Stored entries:
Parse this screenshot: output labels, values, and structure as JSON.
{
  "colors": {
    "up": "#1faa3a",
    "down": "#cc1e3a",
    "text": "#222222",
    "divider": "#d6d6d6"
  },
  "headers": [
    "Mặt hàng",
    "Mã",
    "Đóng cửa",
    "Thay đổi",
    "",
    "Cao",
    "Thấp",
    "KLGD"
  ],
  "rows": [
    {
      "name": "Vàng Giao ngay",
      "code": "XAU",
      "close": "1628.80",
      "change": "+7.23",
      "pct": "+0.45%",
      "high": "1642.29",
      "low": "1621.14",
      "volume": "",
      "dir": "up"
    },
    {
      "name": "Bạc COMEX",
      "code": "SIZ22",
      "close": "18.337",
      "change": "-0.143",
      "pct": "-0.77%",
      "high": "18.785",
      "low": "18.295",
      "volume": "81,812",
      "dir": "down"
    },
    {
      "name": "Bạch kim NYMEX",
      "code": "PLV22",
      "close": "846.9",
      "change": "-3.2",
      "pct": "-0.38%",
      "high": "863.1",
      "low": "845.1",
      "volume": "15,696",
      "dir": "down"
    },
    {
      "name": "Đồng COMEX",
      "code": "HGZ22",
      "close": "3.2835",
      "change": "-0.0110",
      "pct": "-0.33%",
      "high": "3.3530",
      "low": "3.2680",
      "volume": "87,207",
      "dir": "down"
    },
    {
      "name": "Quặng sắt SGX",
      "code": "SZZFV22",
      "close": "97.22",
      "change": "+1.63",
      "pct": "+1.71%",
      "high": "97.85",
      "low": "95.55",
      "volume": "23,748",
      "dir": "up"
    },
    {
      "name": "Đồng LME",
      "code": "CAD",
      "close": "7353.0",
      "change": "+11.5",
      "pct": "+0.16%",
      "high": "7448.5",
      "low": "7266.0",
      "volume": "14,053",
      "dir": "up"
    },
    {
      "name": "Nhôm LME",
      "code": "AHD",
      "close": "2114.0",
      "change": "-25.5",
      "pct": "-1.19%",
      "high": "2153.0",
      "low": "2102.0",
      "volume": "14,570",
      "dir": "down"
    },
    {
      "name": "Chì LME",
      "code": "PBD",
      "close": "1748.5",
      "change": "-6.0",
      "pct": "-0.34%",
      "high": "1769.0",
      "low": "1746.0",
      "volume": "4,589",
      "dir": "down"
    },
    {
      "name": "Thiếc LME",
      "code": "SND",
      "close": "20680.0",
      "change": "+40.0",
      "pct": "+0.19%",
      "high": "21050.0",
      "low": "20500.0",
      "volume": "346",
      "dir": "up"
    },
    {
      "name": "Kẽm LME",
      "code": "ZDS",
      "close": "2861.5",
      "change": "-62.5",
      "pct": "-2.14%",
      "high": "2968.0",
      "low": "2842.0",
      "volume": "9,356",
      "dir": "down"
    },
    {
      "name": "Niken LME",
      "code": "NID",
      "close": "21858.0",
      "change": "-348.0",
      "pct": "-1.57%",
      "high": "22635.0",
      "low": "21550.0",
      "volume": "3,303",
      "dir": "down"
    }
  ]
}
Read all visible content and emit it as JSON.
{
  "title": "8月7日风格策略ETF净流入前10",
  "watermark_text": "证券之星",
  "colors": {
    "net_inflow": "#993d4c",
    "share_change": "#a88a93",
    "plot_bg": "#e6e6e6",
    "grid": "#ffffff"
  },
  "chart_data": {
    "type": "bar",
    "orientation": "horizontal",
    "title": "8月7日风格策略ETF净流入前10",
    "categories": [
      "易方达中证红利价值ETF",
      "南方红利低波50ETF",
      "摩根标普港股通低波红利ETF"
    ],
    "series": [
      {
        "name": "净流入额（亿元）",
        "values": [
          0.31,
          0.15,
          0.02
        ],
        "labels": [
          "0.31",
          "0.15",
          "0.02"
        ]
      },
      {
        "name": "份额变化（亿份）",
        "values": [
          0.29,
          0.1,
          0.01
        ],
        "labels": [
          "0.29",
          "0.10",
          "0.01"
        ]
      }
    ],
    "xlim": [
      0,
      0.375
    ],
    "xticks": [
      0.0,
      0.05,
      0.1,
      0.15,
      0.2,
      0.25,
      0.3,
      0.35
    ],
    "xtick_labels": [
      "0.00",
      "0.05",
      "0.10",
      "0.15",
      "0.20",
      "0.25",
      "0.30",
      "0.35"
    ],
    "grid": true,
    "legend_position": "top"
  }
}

▶ _TASK DETAILS_
Exactly reproduce the lines from the one containing "Read all visible content and emit it as JSON." through the end of the records, and only those lines.

▶ _PROBLEM SOLUTION_
Read all visible content and emit it as JSON.
{
  "title": "8月7日风格策略ETF净流入前10",
  "watermark_text": "证券之星",
  "colors": {
    "net_inflow": "#993d4c",
    "share_change": "#a88a93",
    "plot_bg": "#e6e6e6",
    "grid": "#ffffff"
  },
  "chart_data": {
    "type": "bar",
    "orientation": "horizontal",
    "title": "8月7日风格策略ETF净流入前10",
    "categories": [
      "易方达中证红利价值ETF",
      "南方红利低波50ETF",
      "摩根标普港股通低波红利ETF"
    ],
    "series": [
      {
        "name": "净流入额（亿元）",
        "values": [
          0.31,
          0.15,
          0.02
        ],
        "labels": [
          "0.31",
          "0.15",
          "0.02"
        ]
      },
      {
        "name": "份额变化（亿份）",
        "values": [
          0.29,
          0.1,
          0.01
        ],
        "labels": [
          "0.29",
          "0.10",
          "0.01"
        ]
      }
    ],
    "xlim": [
      0,
      0.375
    ],
    "xticks": [
      0.0,
      0.05,
      0.1,
      0.15,
      0.2,
      0.25,
      0.3,
      0.35
    ],
    "xtick_labels": [
      "0.00",
      "0.05",
      "0.10",
      "0.15",
      "0.20",
      "0.25",
      "0.30",
      "0.35"
    ],
    "grid": true,
    "legend_position": "top"
  }
}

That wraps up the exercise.